• [Prompt] Reproduce word for word the part of the Unchained Blades review below, starting at "This is one" and ending at "all over again.".
BEGIN Text excerpt
This is one of the most deflating moments in video game history. I had just spent a good fifteen hours working Fang's team of misfit monsters and busty anime babes up to level 20, maxing out the followers and learning all sorts of new skills and magic spells. I had taken how an enormous monster, the type of thing four lowly adventurers should not be able to kill. What should have been the best moment of the game was suddenly interrupted with the realization that I would have to do it all over again.
I balked. Here I am with a trio of women who have very little money, bad gear, zero followers and no worthwhile skills. There's not even a healer in the bunch. It's up to you to do it all over again, all for what feels like no good reason. You spend the next fifteen hours grinding through a new batch of levels, picking up new equipment, battling new bad guys, leveling up your characters and snatching up followers. The people and places may be different, but you've done this all before.
There comes a point where I started to forgive Unchained Blades. Maybe this new group isn't that bad. Their storyline is more interesting and they're way more useful than Fang's party. And even though I'm going through the same motions, eventually these two parties are bound to get back together and form one unstoppable group. Even though the switch is jarring, maybe it's not that bad after all.
END Text excerpt
BEGIN Stored data
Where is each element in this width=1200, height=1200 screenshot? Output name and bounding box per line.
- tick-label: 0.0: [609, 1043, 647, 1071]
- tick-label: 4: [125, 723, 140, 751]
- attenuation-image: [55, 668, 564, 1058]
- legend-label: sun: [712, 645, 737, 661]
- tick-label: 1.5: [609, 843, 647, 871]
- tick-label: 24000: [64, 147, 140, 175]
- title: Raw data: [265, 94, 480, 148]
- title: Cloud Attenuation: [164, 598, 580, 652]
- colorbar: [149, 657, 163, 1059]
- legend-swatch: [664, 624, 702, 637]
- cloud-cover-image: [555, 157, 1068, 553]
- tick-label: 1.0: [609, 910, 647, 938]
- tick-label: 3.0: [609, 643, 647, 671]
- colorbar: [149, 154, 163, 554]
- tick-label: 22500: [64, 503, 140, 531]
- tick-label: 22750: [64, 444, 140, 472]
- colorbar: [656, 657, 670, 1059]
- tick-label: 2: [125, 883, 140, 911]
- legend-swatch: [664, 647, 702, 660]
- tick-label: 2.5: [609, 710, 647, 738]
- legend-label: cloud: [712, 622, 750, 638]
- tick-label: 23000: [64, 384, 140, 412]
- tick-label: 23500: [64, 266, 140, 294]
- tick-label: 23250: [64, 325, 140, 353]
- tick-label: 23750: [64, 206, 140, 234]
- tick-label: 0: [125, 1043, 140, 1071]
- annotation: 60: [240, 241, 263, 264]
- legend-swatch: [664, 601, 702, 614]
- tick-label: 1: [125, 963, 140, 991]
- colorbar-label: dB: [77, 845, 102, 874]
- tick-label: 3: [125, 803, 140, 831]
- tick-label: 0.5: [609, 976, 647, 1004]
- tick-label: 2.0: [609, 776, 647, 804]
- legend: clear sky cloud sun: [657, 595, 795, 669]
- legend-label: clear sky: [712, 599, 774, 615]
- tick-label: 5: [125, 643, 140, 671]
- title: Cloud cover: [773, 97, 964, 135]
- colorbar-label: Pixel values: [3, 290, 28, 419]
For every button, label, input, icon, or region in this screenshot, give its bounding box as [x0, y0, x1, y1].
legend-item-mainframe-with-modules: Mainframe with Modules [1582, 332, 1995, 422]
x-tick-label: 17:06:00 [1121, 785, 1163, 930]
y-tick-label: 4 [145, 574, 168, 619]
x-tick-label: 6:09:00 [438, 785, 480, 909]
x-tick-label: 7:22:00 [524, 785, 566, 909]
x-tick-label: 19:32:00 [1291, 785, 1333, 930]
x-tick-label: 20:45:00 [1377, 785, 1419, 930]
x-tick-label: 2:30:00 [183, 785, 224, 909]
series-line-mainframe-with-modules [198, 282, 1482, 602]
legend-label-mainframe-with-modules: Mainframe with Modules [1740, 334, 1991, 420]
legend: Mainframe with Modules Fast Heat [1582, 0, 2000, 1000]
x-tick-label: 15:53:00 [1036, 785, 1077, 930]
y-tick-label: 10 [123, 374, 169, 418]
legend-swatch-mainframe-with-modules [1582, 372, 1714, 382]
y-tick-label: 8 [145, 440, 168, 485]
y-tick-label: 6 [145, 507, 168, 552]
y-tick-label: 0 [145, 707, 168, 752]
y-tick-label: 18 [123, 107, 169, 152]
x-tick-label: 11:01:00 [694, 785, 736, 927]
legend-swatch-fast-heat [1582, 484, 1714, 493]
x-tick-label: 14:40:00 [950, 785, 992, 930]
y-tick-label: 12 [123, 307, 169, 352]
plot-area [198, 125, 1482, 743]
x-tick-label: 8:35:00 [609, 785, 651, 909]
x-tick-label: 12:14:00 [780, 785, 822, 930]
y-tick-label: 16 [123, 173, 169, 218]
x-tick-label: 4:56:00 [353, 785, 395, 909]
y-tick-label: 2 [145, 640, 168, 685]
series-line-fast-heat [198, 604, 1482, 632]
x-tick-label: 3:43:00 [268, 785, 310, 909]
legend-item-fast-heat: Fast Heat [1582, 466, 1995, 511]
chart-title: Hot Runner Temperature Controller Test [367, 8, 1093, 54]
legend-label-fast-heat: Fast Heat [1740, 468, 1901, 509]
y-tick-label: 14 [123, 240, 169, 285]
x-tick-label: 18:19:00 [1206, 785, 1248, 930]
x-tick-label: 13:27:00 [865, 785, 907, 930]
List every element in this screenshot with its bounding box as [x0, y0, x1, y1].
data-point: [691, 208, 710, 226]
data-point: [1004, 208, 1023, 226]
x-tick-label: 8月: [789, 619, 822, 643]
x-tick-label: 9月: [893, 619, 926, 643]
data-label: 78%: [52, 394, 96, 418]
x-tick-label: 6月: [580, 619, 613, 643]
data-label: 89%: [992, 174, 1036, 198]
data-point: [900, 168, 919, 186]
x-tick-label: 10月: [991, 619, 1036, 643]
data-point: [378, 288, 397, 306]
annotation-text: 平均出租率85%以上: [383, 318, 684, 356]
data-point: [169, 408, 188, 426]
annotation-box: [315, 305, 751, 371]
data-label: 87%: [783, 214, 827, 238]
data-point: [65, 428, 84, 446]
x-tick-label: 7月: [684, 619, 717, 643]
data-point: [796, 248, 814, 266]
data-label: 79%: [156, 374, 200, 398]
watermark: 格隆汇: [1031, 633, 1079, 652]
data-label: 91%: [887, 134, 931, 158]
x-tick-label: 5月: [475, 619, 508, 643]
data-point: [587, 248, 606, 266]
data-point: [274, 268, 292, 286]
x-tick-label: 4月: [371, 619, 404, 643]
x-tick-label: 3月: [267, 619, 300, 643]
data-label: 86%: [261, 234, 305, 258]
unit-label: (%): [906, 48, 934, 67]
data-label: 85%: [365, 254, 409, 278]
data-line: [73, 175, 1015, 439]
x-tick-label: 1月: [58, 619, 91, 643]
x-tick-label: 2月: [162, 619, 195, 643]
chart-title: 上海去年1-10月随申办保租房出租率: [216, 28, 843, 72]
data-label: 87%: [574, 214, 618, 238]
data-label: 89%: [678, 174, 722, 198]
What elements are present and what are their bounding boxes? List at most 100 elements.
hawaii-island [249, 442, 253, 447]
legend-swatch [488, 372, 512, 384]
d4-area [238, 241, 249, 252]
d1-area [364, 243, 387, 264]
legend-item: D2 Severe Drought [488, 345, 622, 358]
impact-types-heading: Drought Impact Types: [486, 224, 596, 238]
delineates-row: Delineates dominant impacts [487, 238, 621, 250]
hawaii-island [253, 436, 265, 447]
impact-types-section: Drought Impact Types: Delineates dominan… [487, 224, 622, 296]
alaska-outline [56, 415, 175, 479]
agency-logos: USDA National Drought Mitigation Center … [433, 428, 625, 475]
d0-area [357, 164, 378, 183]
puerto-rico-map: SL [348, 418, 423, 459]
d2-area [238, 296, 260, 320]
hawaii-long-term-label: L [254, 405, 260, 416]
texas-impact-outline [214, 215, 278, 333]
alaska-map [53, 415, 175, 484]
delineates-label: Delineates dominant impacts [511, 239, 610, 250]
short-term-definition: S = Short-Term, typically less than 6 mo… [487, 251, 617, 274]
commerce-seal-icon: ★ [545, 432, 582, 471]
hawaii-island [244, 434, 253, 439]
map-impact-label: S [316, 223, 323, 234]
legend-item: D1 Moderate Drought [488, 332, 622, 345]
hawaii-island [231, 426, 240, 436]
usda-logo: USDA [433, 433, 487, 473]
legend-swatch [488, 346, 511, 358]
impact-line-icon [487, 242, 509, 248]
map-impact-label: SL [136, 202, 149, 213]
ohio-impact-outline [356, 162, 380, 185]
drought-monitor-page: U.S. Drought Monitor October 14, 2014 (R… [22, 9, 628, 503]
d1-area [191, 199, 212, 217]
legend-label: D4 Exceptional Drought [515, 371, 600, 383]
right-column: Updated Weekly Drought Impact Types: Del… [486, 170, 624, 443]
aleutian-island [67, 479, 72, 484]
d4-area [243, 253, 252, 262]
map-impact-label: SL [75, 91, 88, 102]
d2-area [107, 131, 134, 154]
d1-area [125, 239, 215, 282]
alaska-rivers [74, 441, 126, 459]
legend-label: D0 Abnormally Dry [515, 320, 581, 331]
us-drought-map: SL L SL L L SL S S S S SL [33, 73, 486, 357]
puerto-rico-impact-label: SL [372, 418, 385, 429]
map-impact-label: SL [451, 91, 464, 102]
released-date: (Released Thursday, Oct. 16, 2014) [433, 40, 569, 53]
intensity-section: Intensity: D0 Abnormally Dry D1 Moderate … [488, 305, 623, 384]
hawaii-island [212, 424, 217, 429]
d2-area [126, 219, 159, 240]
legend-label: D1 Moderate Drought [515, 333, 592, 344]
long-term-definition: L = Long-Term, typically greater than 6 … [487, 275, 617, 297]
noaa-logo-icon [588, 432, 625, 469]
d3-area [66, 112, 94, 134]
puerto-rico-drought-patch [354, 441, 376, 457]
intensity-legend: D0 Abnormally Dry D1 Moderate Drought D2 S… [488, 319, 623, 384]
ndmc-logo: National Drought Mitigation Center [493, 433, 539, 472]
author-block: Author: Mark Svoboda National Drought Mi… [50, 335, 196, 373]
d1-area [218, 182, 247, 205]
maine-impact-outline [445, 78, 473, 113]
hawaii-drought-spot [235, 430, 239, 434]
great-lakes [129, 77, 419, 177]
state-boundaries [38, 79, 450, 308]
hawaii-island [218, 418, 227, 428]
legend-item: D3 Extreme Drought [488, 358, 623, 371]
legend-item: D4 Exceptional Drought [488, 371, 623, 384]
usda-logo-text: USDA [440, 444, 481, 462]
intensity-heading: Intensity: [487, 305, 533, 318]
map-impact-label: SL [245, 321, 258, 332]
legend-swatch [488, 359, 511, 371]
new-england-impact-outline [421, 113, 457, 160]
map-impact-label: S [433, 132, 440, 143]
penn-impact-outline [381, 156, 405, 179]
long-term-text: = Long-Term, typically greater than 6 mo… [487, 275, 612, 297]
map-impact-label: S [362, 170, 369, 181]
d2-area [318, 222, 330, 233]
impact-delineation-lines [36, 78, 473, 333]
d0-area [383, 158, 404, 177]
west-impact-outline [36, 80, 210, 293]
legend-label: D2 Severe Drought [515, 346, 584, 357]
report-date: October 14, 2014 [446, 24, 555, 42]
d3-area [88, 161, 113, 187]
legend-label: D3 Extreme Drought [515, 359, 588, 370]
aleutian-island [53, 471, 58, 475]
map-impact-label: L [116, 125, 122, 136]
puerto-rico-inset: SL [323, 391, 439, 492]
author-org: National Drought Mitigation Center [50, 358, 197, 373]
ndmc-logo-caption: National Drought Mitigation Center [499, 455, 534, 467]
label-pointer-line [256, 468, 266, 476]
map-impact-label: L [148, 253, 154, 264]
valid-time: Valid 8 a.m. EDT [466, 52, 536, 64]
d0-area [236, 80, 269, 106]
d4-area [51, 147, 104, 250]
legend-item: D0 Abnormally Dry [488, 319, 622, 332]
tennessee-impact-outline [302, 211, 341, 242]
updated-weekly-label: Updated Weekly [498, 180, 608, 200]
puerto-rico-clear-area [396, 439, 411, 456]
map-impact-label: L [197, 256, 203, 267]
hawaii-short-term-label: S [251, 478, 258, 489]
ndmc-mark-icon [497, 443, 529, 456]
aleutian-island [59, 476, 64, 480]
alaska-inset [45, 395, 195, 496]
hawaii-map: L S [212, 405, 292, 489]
END Stored data
• [Answer to this problem]
This is one of the most deflating moments in video game history. I had just spent a good fifteen hours working Fang's team of misfit monsters and busty anime babes up to level 20, maxing out the followers and learning all sorts of new skills and magic spells. I had taken how an enormous monster, the type of thing four lowly adventurers should not be able to kill. What should have been the best moment of the game was suddenly interrupted with the realization that I would have to do it all over again.